_REQUEST_
Scan the records for the string "duration"; copy each line where it occurs.

* * * *

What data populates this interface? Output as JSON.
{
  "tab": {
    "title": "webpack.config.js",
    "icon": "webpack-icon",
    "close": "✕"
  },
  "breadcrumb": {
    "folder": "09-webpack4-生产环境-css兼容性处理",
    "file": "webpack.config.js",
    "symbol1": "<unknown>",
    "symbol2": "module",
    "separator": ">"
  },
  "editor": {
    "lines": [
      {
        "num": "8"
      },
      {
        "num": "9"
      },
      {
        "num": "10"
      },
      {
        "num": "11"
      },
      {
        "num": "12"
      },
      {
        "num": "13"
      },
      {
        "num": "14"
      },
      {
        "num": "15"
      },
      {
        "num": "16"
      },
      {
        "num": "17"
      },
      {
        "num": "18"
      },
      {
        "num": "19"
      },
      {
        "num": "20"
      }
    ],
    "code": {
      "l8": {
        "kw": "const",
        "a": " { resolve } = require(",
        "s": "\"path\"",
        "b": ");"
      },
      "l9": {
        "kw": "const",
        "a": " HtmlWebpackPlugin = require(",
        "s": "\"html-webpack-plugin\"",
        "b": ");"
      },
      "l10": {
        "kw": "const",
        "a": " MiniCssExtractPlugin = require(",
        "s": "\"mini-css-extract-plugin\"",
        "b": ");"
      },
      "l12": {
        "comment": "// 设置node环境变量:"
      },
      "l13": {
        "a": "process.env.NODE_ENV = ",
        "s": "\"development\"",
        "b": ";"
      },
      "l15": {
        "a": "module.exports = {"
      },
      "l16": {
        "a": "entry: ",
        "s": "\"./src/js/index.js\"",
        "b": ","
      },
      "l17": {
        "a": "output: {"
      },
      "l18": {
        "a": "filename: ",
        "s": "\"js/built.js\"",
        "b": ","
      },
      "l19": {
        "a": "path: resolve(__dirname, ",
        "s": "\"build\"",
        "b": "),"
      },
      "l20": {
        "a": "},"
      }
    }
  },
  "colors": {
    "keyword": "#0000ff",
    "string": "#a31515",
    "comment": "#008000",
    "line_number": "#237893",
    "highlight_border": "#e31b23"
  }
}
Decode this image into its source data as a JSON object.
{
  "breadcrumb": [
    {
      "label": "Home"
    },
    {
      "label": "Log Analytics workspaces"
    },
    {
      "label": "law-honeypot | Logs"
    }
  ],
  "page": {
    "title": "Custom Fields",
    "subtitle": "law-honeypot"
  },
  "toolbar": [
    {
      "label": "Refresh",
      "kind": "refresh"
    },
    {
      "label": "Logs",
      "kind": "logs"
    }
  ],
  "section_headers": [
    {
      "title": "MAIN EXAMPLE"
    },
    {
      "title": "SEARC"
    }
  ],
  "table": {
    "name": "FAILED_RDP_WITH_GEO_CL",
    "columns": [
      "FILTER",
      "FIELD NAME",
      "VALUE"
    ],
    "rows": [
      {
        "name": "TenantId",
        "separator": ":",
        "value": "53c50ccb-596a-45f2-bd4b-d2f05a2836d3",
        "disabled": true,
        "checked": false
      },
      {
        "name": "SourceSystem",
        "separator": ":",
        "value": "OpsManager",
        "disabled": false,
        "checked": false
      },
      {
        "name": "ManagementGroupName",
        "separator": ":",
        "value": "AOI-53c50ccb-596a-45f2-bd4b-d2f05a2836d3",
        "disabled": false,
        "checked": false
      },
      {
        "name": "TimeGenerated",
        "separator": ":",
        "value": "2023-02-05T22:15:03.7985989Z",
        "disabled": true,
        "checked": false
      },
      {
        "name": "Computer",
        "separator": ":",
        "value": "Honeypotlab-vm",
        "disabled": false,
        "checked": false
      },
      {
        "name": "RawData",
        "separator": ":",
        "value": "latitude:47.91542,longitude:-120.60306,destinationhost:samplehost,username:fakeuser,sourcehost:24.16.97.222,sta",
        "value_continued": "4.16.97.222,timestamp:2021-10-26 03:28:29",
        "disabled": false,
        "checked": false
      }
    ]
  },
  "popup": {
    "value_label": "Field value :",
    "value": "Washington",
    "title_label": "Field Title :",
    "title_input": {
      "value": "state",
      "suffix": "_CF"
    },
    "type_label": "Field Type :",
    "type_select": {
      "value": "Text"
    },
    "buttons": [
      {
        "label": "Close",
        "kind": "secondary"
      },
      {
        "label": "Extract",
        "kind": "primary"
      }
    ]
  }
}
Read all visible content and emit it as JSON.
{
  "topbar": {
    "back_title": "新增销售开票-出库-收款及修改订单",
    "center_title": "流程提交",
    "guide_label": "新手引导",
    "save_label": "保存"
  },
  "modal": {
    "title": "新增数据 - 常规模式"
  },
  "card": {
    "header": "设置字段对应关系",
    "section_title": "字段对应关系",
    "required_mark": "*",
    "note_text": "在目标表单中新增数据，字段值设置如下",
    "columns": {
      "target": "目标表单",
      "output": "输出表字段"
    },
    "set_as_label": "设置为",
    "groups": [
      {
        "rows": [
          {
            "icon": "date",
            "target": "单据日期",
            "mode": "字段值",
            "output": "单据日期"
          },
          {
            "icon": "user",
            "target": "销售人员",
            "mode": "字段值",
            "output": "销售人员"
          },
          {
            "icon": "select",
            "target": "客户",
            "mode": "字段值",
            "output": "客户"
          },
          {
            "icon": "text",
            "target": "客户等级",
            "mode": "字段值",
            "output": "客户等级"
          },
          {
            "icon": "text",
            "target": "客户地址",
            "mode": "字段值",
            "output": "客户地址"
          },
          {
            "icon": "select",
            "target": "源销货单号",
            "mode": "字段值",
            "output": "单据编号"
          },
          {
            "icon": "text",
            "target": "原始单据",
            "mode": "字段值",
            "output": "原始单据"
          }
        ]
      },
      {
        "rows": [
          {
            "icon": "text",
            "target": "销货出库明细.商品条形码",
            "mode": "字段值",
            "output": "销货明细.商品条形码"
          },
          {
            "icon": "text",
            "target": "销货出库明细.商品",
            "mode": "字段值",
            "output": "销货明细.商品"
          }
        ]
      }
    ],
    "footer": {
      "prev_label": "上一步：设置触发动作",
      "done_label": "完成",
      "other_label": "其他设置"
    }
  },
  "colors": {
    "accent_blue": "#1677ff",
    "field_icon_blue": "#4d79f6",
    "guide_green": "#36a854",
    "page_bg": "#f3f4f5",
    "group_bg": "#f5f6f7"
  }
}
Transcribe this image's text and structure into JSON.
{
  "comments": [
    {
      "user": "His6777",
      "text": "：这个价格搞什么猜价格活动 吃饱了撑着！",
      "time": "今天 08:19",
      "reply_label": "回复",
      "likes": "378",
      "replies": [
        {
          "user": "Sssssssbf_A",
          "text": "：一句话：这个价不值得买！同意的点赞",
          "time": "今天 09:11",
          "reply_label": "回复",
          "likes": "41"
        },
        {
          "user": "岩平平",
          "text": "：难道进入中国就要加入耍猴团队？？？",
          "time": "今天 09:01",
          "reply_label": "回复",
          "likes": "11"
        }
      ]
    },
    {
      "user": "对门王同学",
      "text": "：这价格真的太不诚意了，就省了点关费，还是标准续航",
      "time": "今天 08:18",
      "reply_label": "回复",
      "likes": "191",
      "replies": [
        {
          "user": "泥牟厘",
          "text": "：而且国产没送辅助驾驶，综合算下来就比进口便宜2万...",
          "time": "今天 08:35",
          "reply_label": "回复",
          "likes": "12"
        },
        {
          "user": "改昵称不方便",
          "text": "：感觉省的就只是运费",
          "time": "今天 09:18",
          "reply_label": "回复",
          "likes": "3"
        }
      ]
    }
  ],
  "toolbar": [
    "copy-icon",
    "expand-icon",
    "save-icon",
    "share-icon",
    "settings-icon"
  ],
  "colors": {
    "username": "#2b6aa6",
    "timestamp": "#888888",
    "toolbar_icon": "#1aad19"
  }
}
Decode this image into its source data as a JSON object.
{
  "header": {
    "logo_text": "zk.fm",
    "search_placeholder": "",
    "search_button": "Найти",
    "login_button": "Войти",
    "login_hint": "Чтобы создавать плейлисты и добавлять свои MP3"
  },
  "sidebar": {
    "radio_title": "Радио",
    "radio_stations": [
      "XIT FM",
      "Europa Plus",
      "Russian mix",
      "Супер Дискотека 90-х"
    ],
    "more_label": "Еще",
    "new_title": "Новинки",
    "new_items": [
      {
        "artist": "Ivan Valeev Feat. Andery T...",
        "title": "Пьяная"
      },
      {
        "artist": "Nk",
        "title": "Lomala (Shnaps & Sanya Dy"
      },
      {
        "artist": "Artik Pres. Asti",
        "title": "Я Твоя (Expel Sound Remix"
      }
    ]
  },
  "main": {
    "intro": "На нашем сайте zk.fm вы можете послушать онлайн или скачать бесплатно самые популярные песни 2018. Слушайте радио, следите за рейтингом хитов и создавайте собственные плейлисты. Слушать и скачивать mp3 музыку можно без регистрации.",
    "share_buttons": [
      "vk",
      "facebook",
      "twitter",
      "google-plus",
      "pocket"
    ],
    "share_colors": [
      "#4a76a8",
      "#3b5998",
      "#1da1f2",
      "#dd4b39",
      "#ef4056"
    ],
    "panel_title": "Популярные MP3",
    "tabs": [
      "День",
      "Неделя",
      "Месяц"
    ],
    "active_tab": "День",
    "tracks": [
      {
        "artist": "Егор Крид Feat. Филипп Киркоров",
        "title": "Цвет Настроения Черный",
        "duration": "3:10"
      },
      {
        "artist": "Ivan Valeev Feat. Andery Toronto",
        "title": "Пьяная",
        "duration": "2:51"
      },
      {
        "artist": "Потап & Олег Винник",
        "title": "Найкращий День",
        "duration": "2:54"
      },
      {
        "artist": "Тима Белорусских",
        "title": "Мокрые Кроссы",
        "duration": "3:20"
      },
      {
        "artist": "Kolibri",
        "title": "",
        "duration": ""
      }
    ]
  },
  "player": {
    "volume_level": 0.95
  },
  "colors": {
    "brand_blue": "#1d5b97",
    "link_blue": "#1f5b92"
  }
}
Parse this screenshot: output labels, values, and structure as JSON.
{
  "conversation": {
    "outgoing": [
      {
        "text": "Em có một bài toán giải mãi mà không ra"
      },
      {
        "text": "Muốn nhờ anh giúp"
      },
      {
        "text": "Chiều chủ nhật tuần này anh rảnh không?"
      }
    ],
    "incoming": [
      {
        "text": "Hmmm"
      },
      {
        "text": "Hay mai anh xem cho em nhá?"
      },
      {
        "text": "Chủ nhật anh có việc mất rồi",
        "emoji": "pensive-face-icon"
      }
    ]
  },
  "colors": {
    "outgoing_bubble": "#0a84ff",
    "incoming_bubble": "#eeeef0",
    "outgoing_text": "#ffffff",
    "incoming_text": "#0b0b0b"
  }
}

* * * *

_THE COMPLETED TASK_
        "duration": "3:10"
        "duration": "2:51"
        "duration": "2:54"
        "duration": "3:20"
        "duration": ""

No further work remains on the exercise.